### WHAT YOU HAVE TO DO
Leave out the pictures and repeat the data exactly.

Chart and figure data
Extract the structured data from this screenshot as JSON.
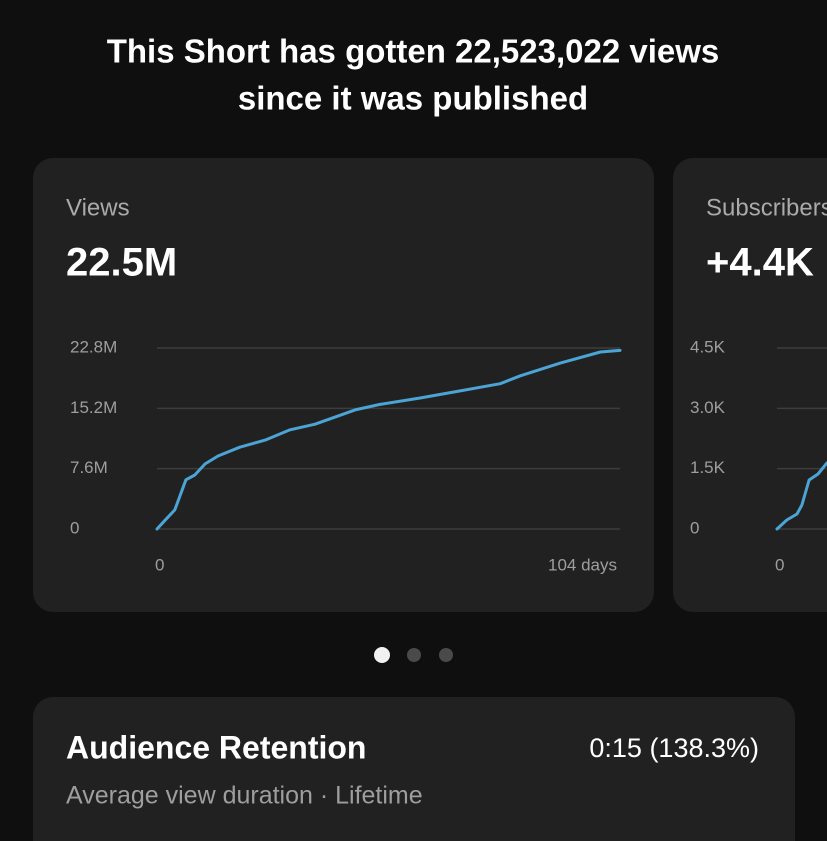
{
  "header": {
    "title_line1": "This Short has gotten 22,523,022 views",
    "title_line2": "since it was published"
  },
  "chart_data": [
    {
      "type": "line",
      "title": "Views",
      "headline": "22.5M",
      "x": [
        0,
        1.8,
        4,
        6.5,
        8.5,
        10.8,
        13.7,
        18.6,
        24.3,
        29.9,
        35.5,
        44.5,
        50.1,
        59.1,
        68.1,
        77.1,
        81.6,
        90.6,
        99.6,
        104
      ],
      "values": [
        0,
        1100000,
        2400000,
        6200000,
        6800000,
        8200000,
        9200000,
        10300000,
        11200000,
        12500000,
        13200000,
        15000000,
        15700000,
        16500000,
        17400000,
        18300000,
        19300000,
        20900000,
        22300000,
        22500000
      ],
      "color": "#4ba4d4",
      "xlim": [
        0,
        104
      ],
      "xticks": [
        0,
        {
          "value": 104,
          "label": "104 days"
        }
      ],
      "ylim": [
        0,
        22800000
      ],
      "yticks": [
        0,
        {
          "value": 7600000,
          "label": "7.6M"
        },
        {
          "value": 15200000,
          "label": "15.2M"
        },
        {
          "value": 22800000,
          "label": "22.8M"
        }
      ],
      "grid": true
    },
    {
      "type": "line",
      "title": "Subscribers",
      "headline": "+4.4K",
      "x": [
        0,
        2.2,
        4.5,
        5.6,
        7.2,
        9.2,
        11.2
      ],
      "values": [
        0,
        225,
        373,
        597,
        1218,
        1367,
        1640
      ],
      "color": "#4ba4d4",
      "xlim": [
        0,
        104
      ],
      "xticks": [
        0
      ],
      "ylim": [
        0,
        4500
      ],
      "yticks": [
        0,
        {
          "value": 1500,
          "label": "1.5K"
        },
        {
          "value": 3000,
          "label": "3.0K"
        },
        {
          "value": 4500,
          "label": "4.5K"
        }
      ],
      "grid": true
    }
  ],
  "retention": {
    "title": "Audience Retention",
    "value": "0:15 (138.3%)",
    "subtitle": "Average view duration · Lifetime"
  }
}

### SOLUTION TO THIS EXERCISE
Extract the structured data from this screenshot as JSON.
{
  "header": {
    "title_line1": "This Short has gotten 22,523,022 views",
    "title_line2": "since it was published"
  },
  "chart_data": [
    {
      "type": "line",
      "title": "Views",
      "headline": "22.5M",
      "x": [
        0,
        1.8,
        4,
        6.5,
        8.5,
        10.8,
        13.7,
        18.6,
        24.3,
        29.9,
        35.5,
        44.5,
        50.1,
        59.1,
        68.1,
        77.1,
        81.6,
        90.6,
        99.6,
        104
      ],
      "values": [
        0,
        1100000,
        2400000,
        6200000,
        6800000,
        8200000,
        9200000,
        10300000,
        11200000,
        12500000,
        13200000,
        15000000,
        15700000,
        16500000,
        17400000,
        18300000,
        19300000,
        20900000,
        22300000,
        22500000
      ],
      "color": "#4ba4d4",
      "xlim": [
        0,
        104
      ],
      "xticks": [
        0,
        {
          "value": 104,
          "label": "104 days"
        }
      ],
      "ylim": [
        0,
        22800000
      ],
      "yticks": [
        0,
        {
          "value": 7600000,
          "label": "7.6M"
        },
        {
          "value": 15200000,
          "label": "15.2M"
        },
        {
          "value": 22800000,
          "label": "22.8M"
        }
      ],
      "grid": true
    },
    {
      "type": "line",
      "title": "Subscribers",
      "headline": "+4.4K",
      "x": [
        0,
        2.2,
        4.5,
        5.6,
        7.2,
        9.2,
        11.2
      ],
      "values": [
        0,
        225,
        373,
        597,
        1218,
        1367,
        1640
      ],
      "color": "#4ba4d4",
      "xlim": [
        0,
        104
      ],
      "xticks": [
        0
      ],
      "ylim": [
        0,
        4500
      ],
      "yticks": [
        0,
        {
          "value": 1500,
          "label": "1.5K"
        },
        {
          "value": 3000,
          "label": "3.0K"
        },
        {
          "value": 4500,
          "label": "4.5K"
        }
      ],
      "grid": true
    }
  ],
  "retention": {
    "title": "Audience Retention",
    "value": "0:15 (138.3%)",
    "subtitle": "Average view duration · Lifetime"
  }
}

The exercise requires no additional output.